[Records excerpted from a collection]
▼

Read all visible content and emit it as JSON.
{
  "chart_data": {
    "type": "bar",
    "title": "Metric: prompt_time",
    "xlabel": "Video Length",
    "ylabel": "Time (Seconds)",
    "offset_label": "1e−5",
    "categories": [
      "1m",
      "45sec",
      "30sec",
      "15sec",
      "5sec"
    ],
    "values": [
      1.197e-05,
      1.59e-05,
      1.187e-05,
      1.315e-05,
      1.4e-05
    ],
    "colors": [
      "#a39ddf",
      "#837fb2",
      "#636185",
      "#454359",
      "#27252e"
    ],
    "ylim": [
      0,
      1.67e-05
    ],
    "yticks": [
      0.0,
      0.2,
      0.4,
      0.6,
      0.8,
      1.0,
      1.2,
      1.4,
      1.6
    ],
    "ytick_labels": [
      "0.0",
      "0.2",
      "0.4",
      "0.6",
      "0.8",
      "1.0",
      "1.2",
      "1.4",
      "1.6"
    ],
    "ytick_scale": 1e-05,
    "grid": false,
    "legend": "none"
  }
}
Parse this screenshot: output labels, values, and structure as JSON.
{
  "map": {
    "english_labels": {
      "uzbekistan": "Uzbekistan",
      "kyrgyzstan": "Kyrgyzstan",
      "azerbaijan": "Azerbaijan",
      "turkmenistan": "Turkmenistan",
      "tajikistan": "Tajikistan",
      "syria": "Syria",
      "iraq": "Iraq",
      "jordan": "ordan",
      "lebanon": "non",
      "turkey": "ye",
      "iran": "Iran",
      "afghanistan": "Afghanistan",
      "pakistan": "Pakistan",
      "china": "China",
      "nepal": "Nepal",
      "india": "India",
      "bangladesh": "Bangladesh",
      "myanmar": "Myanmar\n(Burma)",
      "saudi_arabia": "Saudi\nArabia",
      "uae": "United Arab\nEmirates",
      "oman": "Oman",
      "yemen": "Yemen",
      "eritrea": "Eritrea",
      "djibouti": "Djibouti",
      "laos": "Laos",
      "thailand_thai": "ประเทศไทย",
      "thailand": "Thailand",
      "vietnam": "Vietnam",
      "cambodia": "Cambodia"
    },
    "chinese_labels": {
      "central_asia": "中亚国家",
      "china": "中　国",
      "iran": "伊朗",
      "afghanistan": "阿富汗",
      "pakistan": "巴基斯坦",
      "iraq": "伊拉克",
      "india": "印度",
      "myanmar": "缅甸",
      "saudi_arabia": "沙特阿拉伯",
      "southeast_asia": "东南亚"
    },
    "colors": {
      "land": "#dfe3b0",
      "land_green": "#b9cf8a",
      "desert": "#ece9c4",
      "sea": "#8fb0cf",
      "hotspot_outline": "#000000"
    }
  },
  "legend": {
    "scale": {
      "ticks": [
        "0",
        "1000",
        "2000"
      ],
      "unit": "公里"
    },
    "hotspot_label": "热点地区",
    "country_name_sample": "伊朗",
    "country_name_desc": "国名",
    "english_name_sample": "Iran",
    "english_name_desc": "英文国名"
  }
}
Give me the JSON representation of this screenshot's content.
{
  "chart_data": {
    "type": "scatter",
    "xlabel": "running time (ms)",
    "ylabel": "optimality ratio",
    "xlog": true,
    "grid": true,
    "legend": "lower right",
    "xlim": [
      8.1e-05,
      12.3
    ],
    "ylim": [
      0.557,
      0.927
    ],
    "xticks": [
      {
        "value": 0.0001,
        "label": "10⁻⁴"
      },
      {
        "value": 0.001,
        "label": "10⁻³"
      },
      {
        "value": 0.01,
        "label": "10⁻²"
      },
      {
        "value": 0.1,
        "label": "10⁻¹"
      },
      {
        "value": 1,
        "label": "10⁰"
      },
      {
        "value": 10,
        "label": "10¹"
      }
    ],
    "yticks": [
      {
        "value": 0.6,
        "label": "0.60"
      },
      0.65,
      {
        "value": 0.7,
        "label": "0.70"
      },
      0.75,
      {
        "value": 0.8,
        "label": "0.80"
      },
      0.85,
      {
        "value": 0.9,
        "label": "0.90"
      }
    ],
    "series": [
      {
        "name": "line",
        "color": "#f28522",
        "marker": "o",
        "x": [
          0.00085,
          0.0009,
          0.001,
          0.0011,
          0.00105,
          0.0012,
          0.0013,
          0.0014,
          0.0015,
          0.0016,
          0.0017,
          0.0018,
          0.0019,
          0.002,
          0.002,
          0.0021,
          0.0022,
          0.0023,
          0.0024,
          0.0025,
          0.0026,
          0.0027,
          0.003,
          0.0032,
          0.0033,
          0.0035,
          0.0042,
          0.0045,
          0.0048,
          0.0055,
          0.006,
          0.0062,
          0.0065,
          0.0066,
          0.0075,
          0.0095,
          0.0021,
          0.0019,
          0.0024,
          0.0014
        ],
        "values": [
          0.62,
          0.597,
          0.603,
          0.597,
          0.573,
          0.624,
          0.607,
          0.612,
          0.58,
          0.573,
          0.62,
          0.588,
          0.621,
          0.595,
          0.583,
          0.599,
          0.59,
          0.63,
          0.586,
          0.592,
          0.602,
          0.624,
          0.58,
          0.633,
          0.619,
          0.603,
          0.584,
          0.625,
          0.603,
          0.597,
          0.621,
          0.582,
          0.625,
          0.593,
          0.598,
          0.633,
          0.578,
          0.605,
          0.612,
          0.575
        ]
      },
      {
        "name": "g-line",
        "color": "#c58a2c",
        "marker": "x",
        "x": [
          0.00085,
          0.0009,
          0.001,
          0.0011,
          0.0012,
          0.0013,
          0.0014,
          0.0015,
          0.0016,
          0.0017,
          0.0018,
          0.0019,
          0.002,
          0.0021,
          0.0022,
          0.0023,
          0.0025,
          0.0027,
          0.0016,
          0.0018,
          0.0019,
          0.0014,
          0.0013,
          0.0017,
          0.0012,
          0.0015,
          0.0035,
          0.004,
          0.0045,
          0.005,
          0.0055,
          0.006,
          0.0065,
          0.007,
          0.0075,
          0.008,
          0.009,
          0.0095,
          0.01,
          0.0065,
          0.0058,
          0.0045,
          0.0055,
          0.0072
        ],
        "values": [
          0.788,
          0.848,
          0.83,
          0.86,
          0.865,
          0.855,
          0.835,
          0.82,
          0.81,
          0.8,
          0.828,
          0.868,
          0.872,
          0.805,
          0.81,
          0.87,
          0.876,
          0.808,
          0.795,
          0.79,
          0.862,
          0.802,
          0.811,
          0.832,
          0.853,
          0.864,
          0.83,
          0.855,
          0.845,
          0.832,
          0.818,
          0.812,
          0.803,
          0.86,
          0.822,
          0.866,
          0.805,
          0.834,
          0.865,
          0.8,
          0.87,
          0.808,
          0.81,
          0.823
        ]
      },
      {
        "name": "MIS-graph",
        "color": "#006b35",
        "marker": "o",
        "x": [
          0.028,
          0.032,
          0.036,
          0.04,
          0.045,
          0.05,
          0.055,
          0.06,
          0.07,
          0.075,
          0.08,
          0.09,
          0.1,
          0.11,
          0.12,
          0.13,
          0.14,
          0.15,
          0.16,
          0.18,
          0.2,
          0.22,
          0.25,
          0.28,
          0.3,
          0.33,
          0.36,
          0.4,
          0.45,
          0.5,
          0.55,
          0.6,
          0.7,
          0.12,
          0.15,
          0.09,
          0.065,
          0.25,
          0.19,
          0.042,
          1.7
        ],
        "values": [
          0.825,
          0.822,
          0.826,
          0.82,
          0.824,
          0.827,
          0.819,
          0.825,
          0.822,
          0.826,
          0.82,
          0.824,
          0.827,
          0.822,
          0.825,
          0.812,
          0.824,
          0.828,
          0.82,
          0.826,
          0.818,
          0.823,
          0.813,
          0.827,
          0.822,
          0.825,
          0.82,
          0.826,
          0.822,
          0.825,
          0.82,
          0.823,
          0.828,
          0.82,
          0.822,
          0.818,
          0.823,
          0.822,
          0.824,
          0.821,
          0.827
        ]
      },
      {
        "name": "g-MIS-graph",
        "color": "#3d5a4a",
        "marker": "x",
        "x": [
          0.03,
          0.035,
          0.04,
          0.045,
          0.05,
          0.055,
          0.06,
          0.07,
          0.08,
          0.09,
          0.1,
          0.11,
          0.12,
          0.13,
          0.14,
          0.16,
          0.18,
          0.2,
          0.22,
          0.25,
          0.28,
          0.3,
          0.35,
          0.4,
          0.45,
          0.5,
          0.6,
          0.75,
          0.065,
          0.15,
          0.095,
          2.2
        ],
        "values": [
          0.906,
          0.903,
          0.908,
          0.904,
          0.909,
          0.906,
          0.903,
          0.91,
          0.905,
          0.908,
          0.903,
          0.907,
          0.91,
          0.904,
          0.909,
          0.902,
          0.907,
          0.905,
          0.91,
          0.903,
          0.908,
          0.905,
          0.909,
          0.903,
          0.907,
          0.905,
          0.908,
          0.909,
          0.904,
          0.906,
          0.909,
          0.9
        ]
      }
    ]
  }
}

▲

* Work instructions: State how many lines of the material contain the string "content", with no other words.

* Correct result: 2